Problem requirements: Hunt for the word "Accounts" across the entries below, copying each line that holds it.

Data entries:
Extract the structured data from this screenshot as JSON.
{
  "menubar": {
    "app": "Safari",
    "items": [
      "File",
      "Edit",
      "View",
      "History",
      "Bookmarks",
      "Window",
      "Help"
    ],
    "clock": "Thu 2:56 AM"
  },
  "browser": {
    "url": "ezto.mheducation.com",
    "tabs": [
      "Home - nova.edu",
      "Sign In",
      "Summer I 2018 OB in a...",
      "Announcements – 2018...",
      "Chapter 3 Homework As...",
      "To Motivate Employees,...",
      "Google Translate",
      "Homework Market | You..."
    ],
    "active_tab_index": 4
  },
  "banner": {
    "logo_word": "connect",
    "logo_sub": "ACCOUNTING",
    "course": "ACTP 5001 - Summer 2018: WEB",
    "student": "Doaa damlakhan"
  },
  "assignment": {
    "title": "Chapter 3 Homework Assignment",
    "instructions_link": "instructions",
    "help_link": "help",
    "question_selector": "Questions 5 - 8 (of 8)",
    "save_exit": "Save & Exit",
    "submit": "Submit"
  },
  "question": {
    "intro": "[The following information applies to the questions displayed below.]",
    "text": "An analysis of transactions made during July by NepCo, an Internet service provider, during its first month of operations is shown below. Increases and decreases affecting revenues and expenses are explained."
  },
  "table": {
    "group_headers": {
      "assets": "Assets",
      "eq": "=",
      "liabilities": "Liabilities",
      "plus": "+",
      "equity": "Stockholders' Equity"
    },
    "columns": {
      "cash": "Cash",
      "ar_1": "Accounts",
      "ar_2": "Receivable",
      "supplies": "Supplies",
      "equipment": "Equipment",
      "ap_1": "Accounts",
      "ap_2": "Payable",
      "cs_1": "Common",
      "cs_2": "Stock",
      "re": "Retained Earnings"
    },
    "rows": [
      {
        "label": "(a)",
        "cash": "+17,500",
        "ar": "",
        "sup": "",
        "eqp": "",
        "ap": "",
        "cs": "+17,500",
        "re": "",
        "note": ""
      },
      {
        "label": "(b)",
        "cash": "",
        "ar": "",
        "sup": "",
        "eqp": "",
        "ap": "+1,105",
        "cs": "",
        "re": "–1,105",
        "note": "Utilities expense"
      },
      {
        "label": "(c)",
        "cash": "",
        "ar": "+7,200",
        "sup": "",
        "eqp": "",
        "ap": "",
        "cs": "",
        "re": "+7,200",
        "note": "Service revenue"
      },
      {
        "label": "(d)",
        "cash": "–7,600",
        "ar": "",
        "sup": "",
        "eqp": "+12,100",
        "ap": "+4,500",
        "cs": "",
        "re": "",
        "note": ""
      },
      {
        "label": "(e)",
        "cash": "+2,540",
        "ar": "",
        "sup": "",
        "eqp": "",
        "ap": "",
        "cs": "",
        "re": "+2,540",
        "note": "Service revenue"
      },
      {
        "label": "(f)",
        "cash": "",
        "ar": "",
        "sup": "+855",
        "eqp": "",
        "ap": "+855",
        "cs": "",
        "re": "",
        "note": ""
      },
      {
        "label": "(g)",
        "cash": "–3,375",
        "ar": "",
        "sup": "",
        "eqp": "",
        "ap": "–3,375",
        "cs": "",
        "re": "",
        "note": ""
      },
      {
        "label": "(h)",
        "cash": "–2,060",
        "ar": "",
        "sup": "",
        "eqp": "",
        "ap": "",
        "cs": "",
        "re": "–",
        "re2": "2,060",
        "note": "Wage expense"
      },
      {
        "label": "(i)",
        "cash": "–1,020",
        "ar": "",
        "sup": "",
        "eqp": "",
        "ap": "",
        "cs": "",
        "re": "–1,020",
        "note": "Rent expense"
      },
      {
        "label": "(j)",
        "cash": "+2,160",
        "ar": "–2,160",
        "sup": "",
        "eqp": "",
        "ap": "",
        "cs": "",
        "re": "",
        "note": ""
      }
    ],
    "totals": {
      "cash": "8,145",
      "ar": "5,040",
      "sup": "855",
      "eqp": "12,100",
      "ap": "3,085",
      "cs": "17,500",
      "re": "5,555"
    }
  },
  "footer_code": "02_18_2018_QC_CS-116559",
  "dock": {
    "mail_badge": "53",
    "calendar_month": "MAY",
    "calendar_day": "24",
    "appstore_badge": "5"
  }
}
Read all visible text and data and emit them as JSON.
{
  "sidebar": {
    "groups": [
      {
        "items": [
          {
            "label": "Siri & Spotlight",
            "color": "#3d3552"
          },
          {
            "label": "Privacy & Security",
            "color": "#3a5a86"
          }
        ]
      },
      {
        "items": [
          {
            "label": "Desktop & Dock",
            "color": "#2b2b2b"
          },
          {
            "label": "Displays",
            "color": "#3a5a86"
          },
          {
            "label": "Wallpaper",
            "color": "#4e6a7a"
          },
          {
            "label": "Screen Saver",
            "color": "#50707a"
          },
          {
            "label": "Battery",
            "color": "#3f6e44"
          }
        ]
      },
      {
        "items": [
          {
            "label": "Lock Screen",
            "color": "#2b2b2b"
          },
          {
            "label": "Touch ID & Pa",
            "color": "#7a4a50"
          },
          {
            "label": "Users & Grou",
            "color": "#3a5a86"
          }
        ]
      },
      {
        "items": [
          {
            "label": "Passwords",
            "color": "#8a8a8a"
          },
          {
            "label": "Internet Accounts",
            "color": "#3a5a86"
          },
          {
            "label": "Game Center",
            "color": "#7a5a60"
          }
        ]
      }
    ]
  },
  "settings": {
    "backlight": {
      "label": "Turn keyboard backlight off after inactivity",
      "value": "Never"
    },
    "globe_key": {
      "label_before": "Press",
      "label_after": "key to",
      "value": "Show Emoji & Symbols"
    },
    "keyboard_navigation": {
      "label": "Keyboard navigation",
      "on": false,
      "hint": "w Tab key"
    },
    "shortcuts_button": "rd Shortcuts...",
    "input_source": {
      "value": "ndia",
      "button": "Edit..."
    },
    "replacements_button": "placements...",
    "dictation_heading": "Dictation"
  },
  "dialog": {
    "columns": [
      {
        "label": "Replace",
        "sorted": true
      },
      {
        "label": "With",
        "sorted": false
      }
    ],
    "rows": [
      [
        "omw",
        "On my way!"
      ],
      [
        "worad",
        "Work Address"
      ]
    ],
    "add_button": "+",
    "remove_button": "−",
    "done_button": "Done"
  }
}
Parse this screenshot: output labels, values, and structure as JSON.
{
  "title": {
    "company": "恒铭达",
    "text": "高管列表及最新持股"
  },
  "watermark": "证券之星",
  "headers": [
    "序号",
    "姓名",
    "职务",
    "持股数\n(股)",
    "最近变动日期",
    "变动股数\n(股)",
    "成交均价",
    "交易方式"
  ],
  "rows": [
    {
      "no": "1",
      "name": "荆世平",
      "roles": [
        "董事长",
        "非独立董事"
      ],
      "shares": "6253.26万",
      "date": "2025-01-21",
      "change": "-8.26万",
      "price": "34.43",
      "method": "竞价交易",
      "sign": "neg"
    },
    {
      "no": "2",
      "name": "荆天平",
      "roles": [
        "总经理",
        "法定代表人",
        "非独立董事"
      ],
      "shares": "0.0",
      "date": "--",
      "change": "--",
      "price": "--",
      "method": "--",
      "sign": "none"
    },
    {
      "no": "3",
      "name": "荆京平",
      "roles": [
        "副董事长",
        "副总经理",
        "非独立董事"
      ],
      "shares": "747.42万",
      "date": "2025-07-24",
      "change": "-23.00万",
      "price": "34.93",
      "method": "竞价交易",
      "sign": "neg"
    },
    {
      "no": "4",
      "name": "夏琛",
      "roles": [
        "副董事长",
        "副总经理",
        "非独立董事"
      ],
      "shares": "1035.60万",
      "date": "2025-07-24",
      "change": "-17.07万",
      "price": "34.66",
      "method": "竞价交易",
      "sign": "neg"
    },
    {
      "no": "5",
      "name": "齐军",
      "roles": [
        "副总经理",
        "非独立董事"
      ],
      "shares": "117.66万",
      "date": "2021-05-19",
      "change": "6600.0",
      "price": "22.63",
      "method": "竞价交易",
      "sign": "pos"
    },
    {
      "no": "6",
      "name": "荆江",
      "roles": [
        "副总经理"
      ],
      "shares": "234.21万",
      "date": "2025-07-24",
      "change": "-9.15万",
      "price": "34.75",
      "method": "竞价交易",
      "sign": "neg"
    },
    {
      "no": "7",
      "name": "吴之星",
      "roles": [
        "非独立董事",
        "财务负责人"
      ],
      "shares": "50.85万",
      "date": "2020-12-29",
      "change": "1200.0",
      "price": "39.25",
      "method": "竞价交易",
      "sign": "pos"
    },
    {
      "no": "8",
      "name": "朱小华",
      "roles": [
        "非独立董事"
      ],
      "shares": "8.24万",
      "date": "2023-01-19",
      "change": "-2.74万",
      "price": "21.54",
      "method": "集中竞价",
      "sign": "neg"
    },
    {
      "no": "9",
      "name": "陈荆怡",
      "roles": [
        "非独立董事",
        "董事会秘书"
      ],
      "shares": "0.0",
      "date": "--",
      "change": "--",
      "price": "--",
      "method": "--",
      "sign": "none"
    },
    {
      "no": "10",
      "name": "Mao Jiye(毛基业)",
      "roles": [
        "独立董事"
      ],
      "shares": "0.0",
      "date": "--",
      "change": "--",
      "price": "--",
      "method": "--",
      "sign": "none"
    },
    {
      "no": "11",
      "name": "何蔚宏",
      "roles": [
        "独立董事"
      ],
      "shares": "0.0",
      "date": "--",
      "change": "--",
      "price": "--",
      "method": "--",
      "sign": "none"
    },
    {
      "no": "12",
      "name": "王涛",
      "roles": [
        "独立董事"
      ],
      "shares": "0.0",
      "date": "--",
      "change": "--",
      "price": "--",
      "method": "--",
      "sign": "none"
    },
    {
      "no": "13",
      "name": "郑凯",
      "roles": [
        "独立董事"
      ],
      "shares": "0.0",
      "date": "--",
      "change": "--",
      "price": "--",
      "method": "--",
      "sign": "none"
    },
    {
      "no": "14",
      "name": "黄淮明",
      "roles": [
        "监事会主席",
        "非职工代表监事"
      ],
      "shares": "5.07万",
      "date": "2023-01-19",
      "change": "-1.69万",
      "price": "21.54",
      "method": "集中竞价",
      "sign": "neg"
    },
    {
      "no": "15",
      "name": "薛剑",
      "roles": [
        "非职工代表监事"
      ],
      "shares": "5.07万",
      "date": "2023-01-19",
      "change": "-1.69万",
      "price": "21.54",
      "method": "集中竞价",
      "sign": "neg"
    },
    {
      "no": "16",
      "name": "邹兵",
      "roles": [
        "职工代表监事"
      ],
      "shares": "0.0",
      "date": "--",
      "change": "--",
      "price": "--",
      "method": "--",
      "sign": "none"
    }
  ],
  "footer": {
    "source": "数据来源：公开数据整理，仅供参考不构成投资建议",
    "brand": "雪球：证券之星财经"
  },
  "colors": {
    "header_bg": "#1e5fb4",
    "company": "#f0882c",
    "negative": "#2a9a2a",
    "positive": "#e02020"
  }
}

Response:
      "ar_1": "Accounts",
      "ap_1": "Accounts",
            "label": "Internet Accounts",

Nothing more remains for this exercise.